# What you are asked to do
Go through the material below and copy all lines with "document".

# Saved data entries
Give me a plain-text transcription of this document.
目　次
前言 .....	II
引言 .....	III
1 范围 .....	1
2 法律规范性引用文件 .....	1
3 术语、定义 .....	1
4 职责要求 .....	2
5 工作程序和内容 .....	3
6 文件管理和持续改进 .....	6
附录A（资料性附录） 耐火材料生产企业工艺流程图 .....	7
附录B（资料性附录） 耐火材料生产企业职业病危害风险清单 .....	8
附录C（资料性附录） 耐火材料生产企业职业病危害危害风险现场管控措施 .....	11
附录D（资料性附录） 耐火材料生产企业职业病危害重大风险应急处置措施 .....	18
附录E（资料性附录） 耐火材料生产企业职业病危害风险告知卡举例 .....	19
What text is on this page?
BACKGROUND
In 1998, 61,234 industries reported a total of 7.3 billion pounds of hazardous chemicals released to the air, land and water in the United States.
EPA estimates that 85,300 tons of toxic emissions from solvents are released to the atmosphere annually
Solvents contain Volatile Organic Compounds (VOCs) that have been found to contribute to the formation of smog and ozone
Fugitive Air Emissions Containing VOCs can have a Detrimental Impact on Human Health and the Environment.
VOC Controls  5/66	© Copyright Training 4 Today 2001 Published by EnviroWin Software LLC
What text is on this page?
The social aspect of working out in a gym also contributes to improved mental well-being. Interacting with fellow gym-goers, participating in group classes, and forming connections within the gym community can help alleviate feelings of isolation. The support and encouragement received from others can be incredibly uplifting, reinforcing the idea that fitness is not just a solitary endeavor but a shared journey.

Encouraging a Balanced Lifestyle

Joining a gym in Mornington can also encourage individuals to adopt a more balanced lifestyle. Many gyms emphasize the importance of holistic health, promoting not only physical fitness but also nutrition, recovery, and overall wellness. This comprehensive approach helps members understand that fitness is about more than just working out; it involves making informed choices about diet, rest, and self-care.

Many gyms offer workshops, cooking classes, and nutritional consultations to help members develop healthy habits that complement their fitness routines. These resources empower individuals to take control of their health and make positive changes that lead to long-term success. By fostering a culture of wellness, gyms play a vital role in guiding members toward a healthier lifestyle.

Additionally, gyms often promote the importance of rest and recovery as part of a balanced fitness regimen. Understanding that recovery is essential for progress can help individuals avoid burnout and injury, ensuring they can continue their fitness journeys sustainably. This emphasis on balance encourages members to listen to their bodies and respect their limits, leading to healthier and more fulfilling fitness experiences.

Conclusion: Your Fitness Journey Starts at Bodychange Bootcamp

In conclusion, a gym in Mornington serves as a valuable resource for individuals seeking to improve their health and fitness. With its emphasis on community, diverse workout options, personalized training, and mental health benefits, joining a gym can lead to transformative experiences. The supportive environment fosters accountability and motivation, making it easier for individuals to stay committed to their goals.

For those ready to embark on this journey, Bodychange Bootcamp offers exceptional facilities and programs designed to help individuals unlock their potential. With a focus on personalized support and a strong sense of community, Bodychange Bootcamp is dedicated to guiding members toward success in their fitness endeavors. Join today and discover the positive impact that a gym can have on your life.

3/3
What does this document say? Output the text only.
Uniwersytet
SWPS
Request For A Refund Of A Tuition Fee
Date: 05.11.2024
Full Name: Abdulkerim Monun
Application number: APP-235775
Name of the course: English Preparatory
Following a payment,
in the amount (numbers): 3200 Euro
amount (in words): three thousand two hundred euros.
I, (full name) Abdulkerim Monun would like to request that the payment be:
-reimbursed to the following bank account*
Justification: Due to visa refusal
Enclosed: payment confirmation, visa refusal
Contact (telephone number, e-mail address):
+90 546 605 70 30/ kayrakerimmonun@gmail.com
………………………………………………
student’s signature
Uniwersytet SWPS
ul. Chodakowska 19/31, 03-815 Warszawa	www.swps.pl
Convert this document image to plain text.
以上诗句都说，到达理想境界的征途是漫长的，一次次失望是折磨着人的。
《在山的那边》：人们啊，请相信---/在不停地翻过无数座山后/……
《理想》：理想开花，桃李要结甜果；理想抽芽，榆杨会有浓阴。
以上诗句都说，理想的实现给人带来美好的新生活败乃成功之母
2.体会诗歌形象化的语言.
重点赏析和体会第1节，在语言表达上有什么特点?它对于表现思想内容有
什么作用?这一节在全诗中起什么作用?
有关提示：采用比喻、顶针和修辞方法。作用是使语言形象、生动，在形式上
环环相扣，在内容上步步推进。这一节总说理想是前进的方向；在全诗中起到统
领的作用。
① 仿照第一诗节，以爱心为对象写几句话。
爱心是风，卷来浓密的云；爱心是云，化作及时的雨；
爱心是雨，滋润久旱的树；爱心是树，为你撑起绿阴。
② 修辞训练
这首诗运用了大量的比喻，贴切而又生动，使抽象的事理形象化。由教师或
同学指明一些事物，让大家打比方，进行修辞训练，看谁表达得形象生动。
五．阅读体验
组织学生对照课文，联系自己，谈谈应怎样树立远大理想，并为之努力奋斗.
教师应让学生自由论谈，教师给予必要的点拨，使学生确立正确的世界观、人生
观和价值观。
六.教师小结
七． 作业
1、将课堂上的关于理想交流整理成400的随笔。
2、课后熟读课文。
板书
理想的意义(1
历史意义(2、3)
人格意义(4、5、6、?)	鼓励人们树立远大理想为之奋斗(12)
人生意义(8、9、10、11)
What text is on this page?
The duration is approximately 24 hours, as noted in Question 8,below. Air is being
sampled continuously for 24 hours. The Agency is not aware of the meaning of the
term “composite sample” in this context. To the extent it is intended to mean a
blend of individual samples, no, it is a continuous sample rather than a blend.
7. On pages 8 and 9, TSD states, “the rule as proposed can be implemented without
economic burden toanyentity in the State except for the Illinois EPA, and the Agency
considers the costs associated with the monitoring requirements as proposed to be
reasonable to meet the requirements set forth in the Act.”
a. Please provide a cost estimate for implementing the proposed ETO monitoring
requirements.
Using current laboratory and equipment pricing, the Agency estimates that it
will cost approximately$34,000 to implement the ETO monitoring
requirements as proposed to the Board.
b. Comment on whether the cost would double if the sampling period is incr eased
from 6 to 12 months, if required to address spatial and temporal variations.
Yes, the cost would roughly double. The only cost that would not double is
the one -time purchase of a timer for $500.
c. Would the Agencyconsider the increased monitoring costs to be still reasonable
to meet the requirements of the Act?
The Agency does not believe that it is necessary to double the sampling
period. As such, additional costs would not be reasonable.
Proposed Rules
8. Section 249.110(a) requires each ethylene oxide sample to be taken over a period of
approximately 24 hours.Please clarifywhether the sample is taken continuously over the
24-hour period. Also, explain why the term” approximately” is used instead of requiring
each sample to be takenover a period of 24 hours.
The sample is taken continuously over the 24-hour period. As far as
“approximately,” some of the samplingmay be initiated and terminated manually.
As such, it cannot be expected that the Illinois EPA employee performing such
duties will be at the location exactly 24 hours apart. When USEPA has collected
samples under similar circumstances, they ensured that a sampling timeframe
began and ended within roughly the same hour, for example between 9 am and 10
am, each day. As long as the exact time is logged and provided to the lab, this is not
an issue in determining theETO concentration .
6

# Answer to the problem
Give me a plain-text transcription of this document.
What does this document say? Output the text only.
Convert this document image to plain text.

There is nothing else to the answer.